[TASK STATEMENT]:
Leave out the pictures, then reproduce the rest of the material exactly.

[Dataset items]

'''

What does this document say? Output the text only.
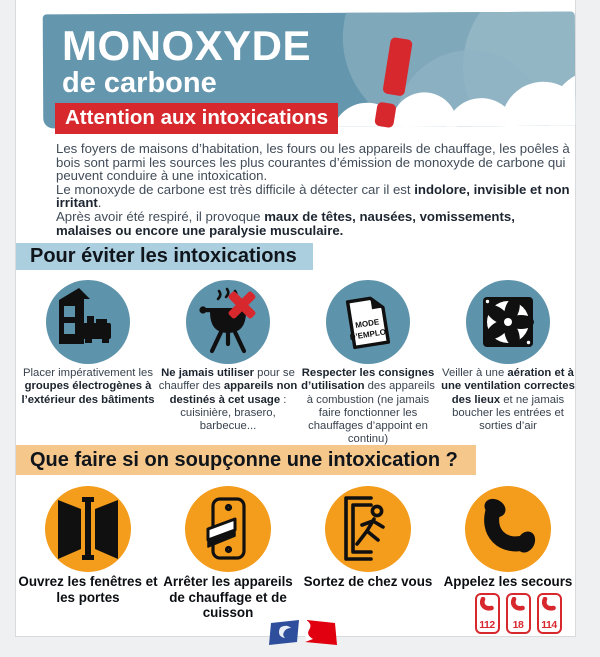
MONOXYDE
de carbone
Attention aux intoxications

Les foyers de maisons d’habitation, les fours ou les appareils de chauffage, les poêles à bois sont parmi les sources les plus courantes d’émission de monoxyde de carbone qui peuvent conduire à une intoxication.

Le monoxyde de carbone est très difficile à détecter car il est indolore, invisible et non irritant.

Après avoir été respiré, il provoque maux de têtes, nausées, vomissements, malaises ou encore une paralysie musculaire.

Pour éviter les intoxications
MODE
D’EMPLOI
Placer impérativement les groupes électrogènes à l’extérieur des bâtiments
Ne jamais utiliser pour se chauffer des appareils non destinés à cet usage : cuisinière, brasero, barbecue...
Respecter les consignes d’utilisation des appareils à combustion (ne jamais faire fonctionner les chauffages d’appoint en continu)
Veiller à une aération et à une ventilation correctes des lieux et ne jamais boucher les entrées et sorties d’air
Que faire si on soupçonne une intoxication ?
Ouvrez les fenêtres et les portes
Arrêter les appareils de chauffage et de cuisson
Sortez de chez vous Appelez les secours
112 18 114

'''

[WRITTEN RESPONSE]:
What does this document say? Output the text only.
MONOXYDE
de carbone
Attention aux intoxications

Les foyers de maisons d’habitation, les fours ou les appareils de chauffage, les poêles à bois sont parmi les sources les plus courantes d’émission de monoxyde de carbone qui peuvent conduire à une intoxication.

Le monoxyde de carbone est très difficile à détecter car il est indolore, invisible et non irritant.

Après avoir été respiré, il provoque maux de têtes, nausées, vomissements, malaises ou encore une paralysie musculaire.

Pour éviter les intoxications
MODE
D’EMPLOI
Placer impérativement les groupes électrogènes à l’extérieur des bâtiments
Ne jamais utiliser pour se chauffer des appareils non destinés à cet usage : cuisinière, brasero, barbecue...
Respecter les consignes d’utilisation des appareils à combustion (ne jamais faire fonctionner les chauffages d’appoint en continu)
Veiller à une aération et à une ventilation correctes des lieux et ne jamais boucher les entrées et sorties d’air
Que faire si on soupçonne une intoxication ?
Ouvrez les fenêtres et les portes
Arrêter les appareils de chauffage et de cuisson
Sortez de chez vous Appelez les secours
112 18 114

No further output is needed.